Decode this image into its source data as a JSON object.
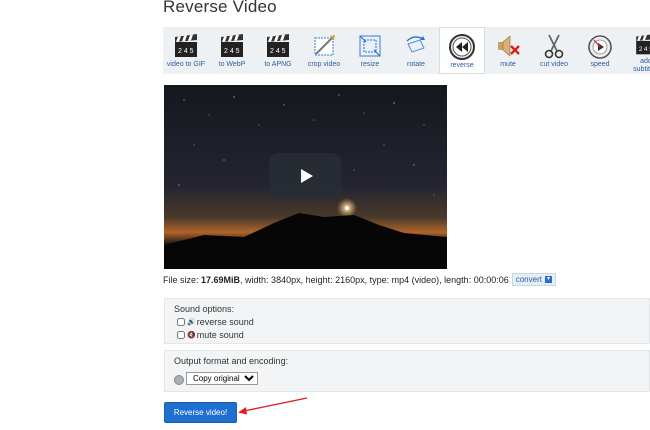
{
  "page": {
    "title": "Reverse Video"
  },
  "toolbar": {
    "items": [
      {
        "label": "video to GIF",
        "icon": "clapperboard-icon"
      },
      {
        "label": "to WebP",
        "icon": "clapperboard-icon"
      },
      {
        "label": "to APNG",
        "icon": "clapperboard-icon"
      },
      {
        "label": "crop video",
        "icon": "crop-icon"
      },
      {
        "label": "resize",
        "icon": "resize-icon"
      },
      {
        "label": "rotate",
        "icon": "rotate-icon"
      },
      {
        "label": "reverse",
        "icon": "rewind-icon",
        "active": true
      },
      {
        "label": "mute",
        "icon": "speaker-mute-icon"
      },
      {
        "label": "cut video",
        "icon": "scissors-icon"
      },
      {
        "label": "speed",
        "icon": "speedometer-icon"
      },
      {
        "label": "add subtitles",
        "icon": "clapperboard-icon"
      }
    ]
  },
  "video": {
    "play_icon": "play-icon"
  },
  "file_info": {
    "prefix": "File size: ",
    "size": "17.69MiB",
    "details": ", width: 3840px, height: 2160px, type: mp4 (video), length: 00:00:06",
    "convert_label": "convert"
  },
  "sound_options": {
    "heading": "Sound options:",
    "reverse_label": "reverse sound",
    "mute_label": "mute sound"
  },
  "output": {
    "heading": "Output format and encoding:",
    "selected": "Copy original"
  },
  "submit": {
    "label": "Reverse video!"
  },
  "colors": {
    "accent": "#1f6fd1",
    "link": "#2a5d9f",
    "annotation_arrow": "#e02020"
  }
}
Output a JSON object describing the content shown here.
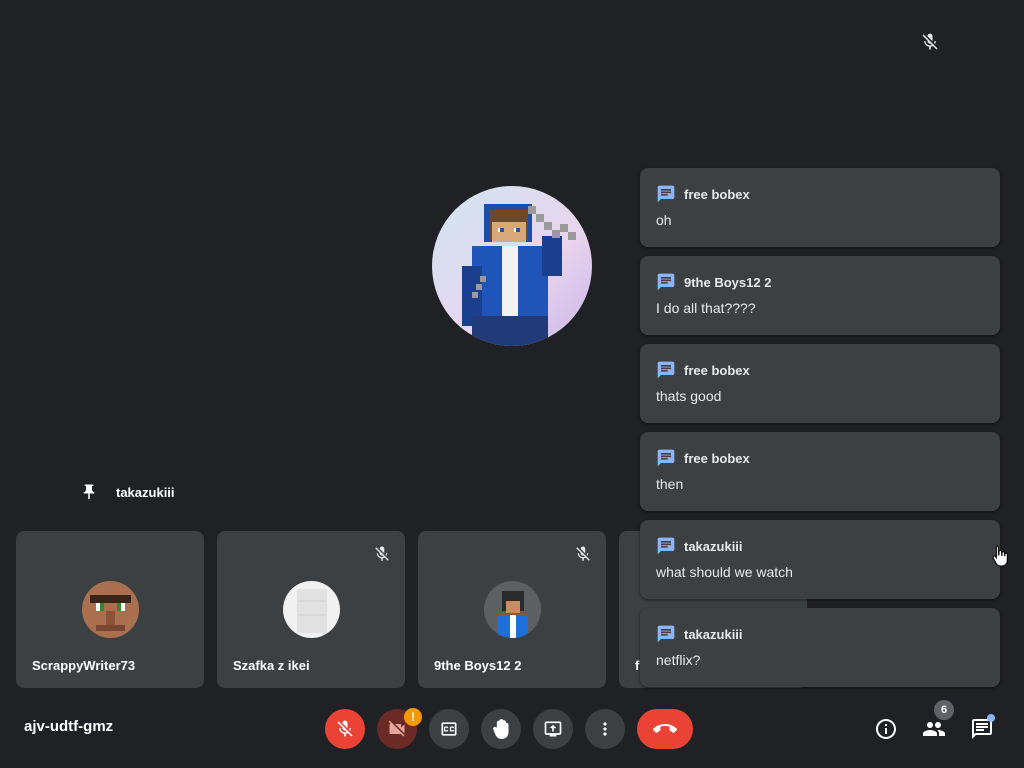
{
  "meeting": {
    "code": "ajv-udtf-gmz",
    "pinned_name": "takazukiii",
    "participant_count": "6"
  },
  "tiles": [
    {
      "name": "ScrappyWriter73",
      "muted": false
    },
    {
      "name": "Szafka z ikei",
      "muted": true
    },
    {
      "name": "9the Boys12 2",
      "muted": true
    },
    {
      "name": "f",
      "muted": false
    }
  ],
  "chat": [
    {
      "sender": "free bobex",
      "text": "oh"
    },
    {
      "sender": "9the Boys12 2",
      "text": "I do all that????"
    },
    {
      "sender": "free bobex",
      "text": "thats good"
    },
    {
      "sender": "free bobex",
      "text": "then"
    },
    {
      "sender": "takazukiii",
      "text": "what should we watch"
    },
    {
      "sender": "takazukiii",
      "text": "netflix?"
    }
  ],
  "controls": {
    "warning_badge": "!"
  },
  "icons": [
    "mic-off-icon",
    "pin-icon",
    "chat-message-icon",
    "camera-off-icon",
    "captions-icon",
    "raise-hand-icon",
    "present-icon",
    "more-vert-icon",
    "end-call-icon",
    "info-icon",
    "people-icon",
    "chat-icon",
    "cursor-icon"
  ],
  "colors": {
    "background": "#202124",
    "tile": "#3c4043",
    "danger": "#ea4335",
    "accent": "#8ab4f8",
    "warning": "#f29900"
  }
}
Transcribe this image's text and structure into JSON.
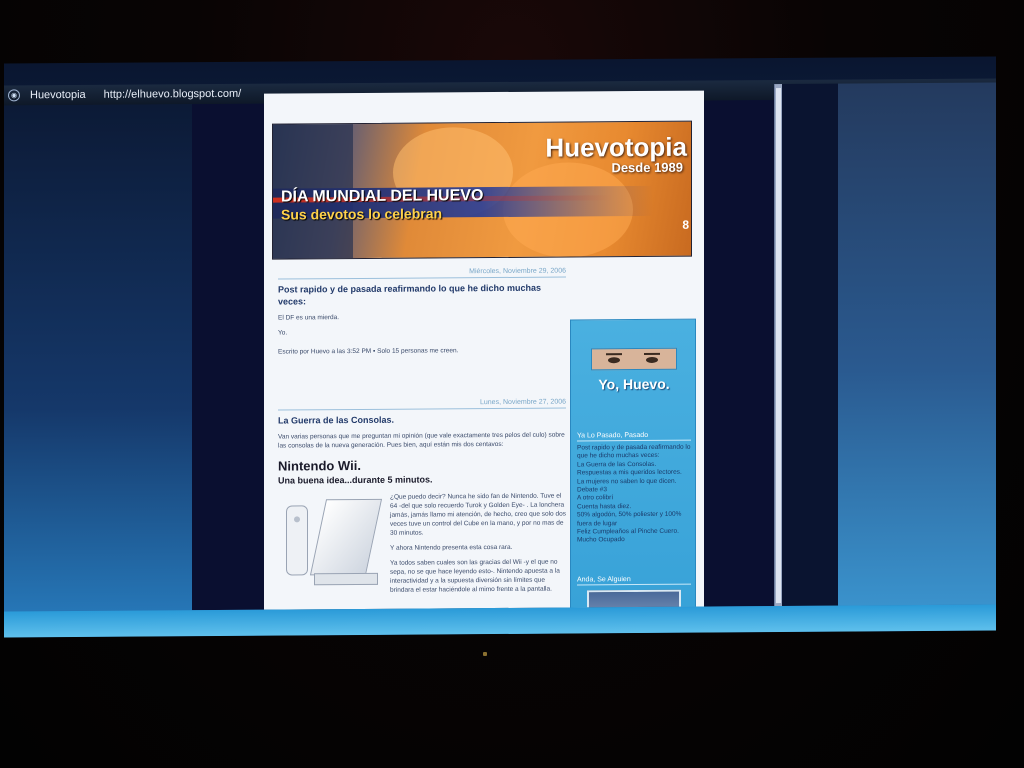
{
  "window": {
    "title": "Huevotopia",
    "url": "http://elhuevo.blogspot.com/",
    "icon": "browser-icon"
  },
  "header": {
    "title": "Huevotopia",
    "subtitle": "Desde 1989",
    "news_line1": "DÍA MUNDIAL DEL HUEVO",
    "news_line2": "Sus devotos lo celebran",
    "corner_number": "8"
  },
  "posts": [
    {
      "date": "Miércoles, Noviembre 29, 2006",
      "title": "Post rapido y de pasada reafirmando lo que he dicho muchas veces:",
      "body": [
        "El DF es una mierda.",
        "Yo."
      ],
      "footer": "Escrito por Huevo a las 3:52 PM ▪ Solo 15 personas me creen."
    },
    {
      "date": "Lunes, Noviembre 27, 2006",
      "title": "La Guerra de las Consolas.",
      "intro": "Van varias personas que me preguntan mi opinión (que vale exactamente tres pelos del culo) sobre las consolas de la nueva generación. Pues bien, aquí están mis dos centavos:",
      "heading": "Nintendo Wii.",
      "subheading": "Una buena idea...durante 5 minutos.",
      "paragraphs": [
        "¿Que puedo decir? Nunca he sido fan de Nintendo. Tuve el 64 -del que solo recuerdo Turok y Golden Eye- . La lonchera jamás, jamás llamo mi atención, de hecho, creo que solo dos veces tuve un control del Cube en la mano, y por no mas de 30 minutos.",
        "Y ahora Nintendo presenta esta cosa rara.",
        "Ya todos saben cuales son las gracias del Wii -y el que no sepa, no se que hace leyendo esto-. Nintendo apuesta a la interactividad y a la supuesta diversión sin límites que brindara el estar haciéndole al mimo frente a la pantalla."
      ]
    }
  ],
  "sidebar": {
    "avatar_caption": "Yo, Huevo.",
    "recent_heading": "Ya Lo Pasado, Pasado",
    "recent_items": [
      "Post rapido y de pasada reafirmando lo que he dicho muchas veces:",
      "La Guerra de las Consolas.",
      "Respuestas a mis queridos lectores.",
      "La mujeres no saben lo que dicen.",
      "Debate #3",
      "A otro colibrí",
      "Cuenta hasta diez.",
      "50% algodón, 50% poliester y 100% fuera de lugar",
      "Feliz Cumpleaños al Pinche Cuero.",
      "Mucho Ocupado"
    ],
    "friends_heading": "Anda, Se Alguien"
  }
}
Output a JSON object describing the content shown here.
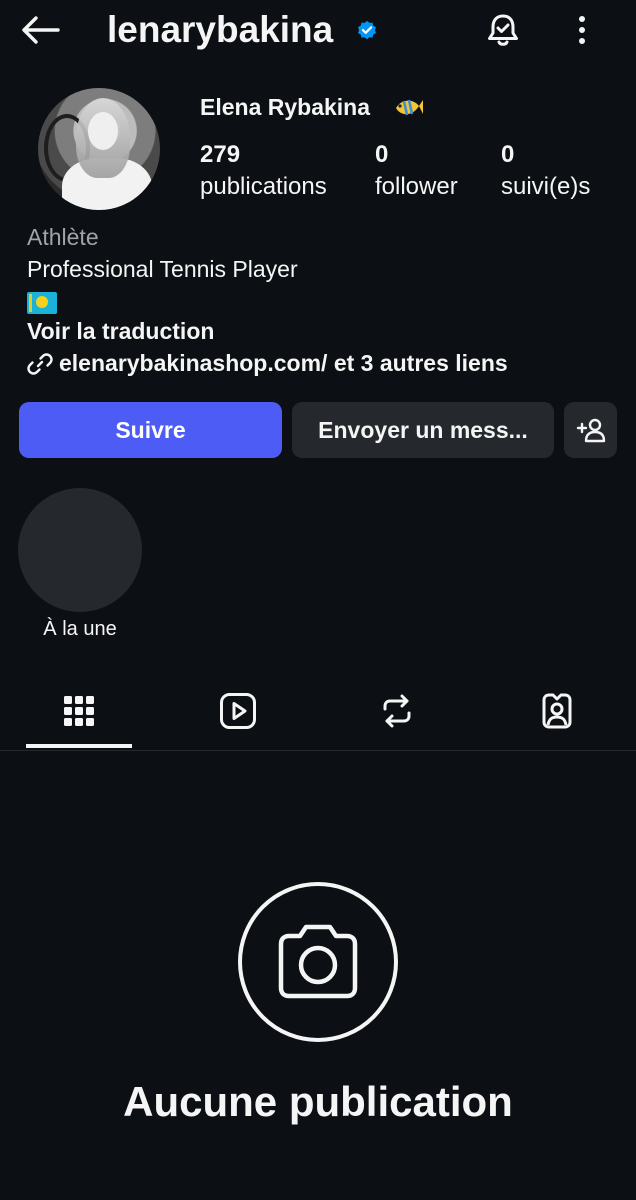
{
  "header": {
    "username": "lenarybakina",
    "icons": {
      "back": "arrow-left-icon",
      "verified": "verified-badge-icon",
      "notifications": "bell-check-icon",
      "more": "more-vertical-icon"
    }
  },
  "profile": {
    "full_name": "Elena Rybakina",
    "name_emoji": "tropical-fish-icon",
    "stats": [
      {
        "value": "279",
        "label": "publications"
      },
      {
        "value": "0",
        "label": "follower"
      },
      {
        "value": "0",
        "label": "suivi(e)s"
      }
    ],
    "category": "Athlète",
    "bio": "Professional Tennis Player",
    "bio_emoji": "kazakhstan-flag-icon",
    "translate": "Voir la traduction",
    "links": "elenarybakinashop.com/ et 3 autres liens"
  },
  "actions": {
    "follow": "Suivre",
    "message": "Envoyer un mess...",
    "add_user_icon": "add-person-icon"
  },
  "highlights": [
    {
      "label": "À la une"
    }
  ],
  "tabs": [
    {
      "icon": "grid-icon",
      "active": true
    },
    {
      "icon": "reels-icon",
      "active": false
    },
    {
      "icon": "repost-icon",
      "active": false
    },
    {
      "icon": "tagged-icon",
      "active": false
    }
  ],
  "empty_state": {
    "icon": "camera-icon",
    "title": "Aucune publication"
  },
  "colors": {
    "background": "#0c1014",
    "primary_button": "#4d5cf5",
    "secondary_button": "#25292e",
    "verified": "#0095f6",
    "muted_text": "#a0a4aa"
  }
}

* * * * *

Task objective —
Write the records above out again exactly, with no pictures in your copy.

Exercise solution —
Decode this image into its source data as a JSON object.
{
  "page": {
    "title": "Reverse Video"
  },
  "toolbar": {
    "items": [
      {
        "label": "video to GIF",
        "icon": "clapperboard-icon"
      },
      {
        "label": "to WebP",
        "icon": "clapperboard-icon"
      },
      {
        "label": "to APNG",
        "icon": "clapperboard-icon"
      },
      {
        "label": "crop video",
        "icon": "crop-icon"
      },
      {
        "label": "resize",
        "icon": "resize-icon"
      },
      {
        "label": "rotate",
        "icon": "rotate-icon"
      },
      {
        "label": "reverse",
        "icon": "rewind-icon",
        "active": true
      },
      {
        "label": "mute",
        "icon": "speaker-mute-icon"
      },
      {
        "label": "cut video",
        "icon": "scissors-icon"
      },
      {
        "label": "speed",
        "icon": "speedometer-icon"
      },
      {
        "label": "add subtitles",
        "icon": "clapperboard-icon"
      }
    ]
  },
  "video": {
    "play_icon": "play-icon"
  },
  "file_info": {
    "prefix": "File size: ",
    "size": "17.69MiB",
    "details": ", width: 3840px, height: 2160px, type: mp4 (video), length: 00:00:06",
    "convert_label": "convert"
  },
  "sound_options": {
    "heading": "Sound options:",
    "reverse_label": "reverse sound",
    "mute_label": "mute sound"
  },
  "output": {
    "heading": "Output format and encoding:",
    "selected": "Copy original"
  },
  "submit": {
    "label": "Reverse video!"
  },
  "colors": {
    "accent": "#1f6fd1",
    "link": "#2a5d9f",
    "annotation_arrow": "#e02020"
  }
}
Output a JSON object describing the content shown here.
{
  "meeting": {
    "code": "ajv-udtf-gmz",
    "pinned_name": "takazukiii",
    "participant_count": "6"
  },
  "tiles": [
    {
      "name": "ScrappyWriter73",
      "muted": false
    },
    {
      "name": "Szafka z ikei",
      "muted": true
    },
    {
      "name": "9the Boys12 2",
      "muted": true
    },
    {
      "name": "f",
      "muted": false
    }
  ],
  "chat": [
    {
      "sender": "free bobex",
      "text": "oh"
    },
    {
      "sender": "9the Boys12 2",
      "text": "I do all that????"
    },
    {
      "sender": "free bobex",
      "text": "thats good"
    },
    {
      "sender": "free bobex",
      "text": "then"
    },
    {
      "sender": "takazukiii",
      "text": "what should we watch"
    },
    {
      "sender": "takazukiii",
      "text": "netflix?"
    }
  ],
  "controls": {
    "warning_badge": "!"
  },
  "icons": [
    "mic-off-icon",
    "pin-icon",
    "chat-message-icon",
    "camera-off-icon",
    "captions-icon",
    "raise-hand-icon",
    "present-icon",
    "more-vert-icon",
    "end-call-icon",
    "info-icon",
    "people-icon",
    "chat-icon",
    "cursor-icon"
  ],
  "colors": {
    "background": "#202124",
    "tile": "#3c4043",
    "danger": "#ea4335",
    "accent": "#8ab4f8",
    "warning": "#f29900"
  }
}
Transcribe this image's text and structure into JSON.
{
  "window": {
    "title": "Huevotopia",
    "url": "http://elhuevo.blogspot.com/",
    "icon": "browser-icon"
  },
  "header": {
    "title": "Huevotopia",
    "subtitle": "Desde 1989",
    "news_line1": "DÍA MUNDIAL DEL HUEVO",
    "news_line2": "Sus devotos lo celebran",
    "corner_number": "8"
  },
  "posts": [
    {
      "date": "Miércoles, Noviembre 29, 2006",
      "title": "Post rapido y de pasada reafirmando lo que he dicho muchas veces:",
      "body": [
        "El DF es una mierda.",
        "Yo."
      ],
      "footer": "Escrito por Huevo a las 3:52 PM ▪ Solo 15 personas me creen."
    },
    {
      "date": "Lunes, Noviembre 27, 2006",
      "title": "La Guerra de las Consolas.",
      "intro": "Van varias personas que me preguntan mi opinión (que vale exactamente tres pelos del culo) sobre las consolas de la nueva generación. Pues bien, aquí están mis dos centavos:",
      "heading": "Nintendo Wii.",
      "subheading": "Una buena idea...durante 5 minutos.",
      "paragraphs": [
        "¿Que puedo decir? Nunca he sido fan de Nintendo. Tuve el 64 -del que solo recuerdo Turok y Golden Eye- . La lonchera jamás, jamás llamo mi atención, de hecho, creo que solo dos veces tuve un control del Cube en la mano, y por no mas de 30 minutos.",
        "Y ahora Nintendo presenta esta cosa rara.",
        "Ya todos saben cuales son las gracias del Wii -y el que no sepa, no se que hace leyendo esto-. Nintendo apuesta a la interactividad y a la supuesta diversión sin límites que brindara el estar haciéndole al mimo frente a la pantalla."
      ]
    }
  ],
  "sidebar": {
    "avatar_caption": "Yo, Huevo.",
    "recent_heading": "Ya Lo Pasado, Pasado",
    "recent_items": [
      "Post rapido y de pasada reafirmando lo que he dicho muchas veces:",
      "La Guerra de las Consolas.",
      "Respuestas a mis queridos lectores.",
      "La mujeres no saben lo que dicen.",
      "Debate #3",
      "A otro colibrí",
      "Cuenta hasta diez.",
      "50% algodón, 50% poliester y 100% fuera de lugar",
      "Feliz Cumpleaños al Pinche Cuero.",
      "Mucho Ocupado"
    ],
    "friends_heading": "Anda, Se Alguien"
  }
}
Output a JSON object describing the content shown here.
{
  "header": {
    "username": "lenarybakina",
    "icons": {
      "back": "arrow-left-icon",
      "verified": "verified-badge-icon",
      "notifications": "bell-check-icon",
      "more": "more-vertical-icon"
    }
  },
  "profile": {
    "full_name": "Elena Rybakina",
    "name_emoji": "tropical-fish-icon",
    "stats": [
      {
        "value": "279",
        "label": "publications"
      },
      {
        "value": "0",
        "label": "follower"
      },
      {
        "value": "0",
        "label": "suivi(e)s"
      }
    ],
    "category": "Athlète",
    "bio": "Professional Tennis Player",
    "bio_emoji": "kazakhstan-flag-icon",
    "translate": "Voir la traduction",
    "links": "elenarybakinashop.com/ et 3 autres liens"
  },
  "actions": {
    "follow": "Suivre",
    "message": "Envoyer un mess...",
    "add_user_icon": "add-person-icon"
  },
  "highlights": [
    {
      "label": "À la une"
    }
  ],
  "tabs": [
    {
      "icon": "grid-icon",
      "active": true
    },
    {
      "icon": "reels-icon",
      "active": false
    },
    {
      "icon": "repost-icon",
      "active": false
    },
    {
      "icon": "tagged-icon",
      "active": false
    }
  ],
  "empty_state": {
    "icon": "camera-icon",
    "title": "Aucune publication"
  },
  "colors": {
    "background": "#0c1014",
    "primary_button": "#4d5cf5",
    "secondary_button": "#25292e",
    "verified": "#0095f6",
    "muted_text": "#a0a4aa"
  }
}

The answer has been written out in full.